- _Work required_: Locate all lines in the data below that hold "once" and show them.

- _Data records_:
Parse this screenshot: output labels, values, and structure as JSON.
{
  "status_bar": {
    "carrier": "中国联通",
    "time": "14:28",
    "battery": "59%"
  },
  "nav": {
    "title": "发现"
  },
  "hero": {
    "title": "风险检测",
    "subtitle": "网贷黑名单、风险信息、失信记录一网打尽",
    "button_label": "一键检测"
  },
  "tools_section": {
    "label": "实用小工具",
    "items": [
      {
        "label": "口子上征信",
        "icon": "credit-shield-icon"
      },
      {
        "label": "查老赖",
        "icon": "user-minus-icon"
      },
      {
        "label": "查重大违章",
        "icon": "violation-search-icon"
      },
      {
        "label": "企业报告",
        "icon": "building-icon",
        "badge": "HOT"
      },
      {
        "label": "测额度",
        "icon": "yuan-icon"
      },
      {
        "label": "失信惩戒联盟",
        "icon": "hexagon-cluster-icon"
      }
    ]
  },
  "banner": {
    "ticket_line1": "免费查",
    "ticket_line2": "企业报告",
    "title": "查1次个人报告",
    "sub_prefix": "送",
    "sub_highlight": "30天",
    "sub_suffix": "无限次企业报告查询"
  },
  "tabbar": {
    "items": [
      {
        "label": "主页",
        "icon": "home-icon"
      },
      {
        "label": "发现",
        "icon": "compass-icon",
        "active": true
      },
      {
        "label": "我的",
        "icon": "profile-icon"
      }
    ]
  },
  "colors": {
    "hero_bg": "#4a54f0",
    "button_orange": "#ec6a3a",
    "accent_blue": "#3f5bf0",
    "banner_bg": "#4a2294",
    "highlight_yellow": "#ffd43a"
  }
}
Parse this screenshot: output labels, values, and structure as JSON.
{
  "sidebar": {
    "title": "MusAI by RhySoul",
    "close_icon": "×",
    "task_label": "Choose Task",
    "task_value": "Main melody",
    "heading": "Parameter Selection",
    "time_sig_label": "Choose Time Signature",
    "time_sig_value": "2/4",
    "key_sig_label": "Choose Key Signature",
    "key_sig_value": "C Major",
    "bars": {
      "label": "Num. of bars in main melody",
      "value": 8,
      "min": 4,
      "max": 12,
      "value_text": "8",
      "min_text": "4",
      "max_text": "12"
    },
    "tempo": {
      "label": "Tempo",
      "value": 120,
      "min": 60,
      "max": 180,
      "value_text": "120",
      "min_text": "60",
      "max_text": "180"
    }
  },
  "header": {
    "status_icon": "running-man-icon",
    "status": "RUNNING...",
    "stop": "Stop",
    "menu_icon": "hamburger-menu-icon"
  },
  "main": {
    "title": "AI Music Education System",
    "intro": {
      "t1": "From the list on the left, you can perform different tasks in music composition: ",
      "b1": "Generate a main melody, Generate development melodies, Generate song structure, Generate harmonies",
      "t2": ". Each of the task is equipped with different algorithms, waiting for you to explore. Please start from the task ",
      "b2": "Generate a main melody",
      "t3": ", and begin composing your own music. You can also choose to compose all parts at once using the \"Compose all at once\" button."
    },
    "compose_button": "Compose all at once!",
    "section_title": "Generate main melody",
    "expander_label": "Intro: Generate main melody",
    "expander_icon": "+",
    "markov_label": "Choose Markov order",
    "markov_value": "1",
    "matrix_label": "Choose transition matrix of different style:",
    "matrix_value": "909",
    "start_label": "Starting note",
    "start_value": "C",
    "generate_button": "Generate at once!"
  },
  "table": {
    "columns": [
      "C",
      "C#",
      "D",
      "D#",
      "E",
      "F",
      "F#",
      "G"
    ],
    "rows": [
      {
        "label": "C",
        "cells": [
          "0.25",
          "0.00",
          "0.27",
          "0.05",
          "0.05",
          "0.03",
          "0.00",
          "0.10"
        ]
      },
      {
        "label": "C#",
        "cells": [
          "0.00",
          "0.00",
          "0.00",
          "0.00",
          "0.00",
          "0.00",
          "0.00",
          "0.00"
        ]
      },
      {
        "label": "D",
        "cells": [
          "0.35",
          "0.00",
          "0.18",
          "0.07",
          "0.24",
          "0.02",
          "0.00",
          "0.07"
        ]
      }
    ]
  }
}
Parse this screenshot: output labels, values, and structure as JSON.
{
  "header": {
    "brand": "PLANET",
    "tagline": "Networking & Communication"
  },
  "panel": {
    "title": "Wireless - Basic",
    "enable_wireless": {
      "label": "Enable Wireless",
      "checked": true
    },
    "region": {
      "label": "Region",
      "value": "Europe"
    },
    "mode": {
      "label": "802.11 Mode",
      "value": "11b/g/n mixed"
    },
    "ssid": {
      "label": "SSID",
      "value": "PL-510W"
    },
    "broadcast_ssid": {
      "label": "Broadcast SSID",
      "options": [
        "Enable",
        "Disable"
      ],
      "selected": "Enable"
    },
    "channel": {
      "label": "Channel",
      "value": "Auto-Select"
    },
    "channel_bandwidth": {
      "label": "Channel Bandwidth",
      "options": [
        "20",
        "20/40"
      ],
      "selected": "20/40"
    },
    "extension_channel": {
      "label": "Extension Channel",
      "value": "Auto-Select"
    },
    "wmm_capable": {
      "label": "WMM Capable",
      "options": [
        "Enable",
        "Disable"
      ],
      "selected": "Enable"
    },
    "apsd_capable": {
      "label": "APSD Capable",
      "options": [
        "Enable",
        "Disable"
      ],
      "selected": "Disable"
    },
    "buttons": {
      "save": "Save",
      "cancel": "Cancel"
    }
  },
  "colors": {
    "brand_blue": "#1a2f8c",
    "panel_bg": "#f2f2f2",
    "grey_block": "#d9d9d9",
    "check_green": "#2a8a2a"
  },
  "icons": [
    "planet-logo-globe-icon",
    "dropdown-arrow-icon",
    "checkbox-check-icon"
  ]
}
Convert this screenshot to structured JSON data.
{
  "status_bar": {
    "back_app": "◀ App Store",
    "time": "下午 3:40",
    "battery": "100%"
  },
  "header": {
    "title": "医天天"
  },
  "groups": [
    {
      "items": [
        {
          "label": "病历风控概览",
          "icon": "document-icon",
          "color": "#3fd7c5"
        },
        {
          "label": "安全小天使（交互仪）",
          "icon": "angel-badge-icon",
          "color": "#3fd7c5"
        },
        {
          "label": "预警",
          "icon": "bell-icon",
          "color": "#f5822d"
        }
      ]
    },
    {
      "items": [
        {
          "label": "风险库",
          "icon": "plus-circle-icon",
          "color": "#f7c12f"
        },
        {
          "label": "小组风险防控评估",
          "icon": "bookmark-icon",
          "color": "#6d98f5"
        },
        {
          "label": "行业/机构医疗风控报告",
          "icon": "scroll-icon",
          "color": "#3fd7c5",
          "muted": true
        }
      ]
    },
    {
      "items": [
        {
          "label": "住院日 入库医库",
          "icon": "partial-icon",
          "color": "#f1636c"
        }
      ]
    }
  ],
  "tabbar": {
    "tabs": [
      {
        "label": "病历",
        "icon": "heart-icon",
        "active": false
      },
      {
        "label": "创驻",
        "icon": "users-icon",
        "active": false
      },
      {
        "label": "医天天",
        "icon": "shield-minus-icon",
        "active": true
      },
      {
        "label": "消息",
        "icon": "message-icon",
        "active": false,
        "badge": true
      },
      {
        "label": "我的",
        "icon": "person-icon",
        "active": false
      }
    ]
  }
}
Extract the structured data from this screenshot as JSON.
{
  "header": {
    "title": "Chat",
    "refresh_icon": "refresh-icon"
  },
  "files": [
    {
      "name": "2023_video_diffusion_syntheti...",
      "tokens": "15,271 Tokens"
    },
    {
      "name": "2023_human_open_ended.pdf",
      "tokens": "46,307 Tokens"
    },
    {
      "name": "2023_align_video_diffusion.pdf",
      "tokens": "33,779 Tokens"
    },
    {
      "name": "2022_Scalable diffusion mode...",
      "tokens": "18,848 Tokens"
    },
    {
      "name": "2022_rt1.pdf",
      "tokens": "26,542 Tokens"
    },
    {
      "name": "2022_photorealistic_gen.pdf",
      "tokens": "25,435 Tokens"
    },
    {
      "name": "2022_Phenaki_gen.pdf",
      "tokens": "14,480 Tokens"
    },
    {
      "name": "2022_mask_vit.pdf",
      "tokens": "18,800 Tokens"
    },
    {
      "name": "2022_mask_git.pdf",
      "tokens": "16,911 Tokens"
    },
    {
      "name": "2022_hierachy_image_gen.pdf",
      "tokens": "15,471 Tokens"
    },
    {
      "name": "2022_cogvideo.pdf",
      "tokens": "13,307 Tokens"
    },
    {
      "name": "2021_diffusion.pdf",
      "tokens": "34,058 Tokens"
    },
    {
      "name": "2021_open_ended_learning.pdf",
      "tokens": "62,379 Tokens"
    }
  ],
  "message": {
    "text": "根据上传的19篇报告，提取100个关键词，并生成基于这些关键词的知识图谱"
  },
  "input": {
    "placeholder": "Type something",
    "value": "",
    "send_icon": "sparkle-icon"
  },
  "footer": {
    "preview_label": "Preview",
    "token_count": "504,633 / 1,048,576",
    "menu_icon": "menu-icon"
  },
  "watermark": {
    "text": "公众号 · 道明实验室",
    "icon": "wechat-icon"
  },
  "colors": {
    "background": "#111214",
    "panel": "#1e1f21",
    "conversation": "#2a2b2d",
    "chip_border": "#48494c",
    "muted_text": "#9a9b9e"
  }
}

- _Answer to the exercise_:
      "t3": ", and begin composing your own music. You can also choose to compose all parts at once using the \"Compose all at once\" button."
    "compose_button": "Compose all at once!",
    "generate_button": "Generate at once!"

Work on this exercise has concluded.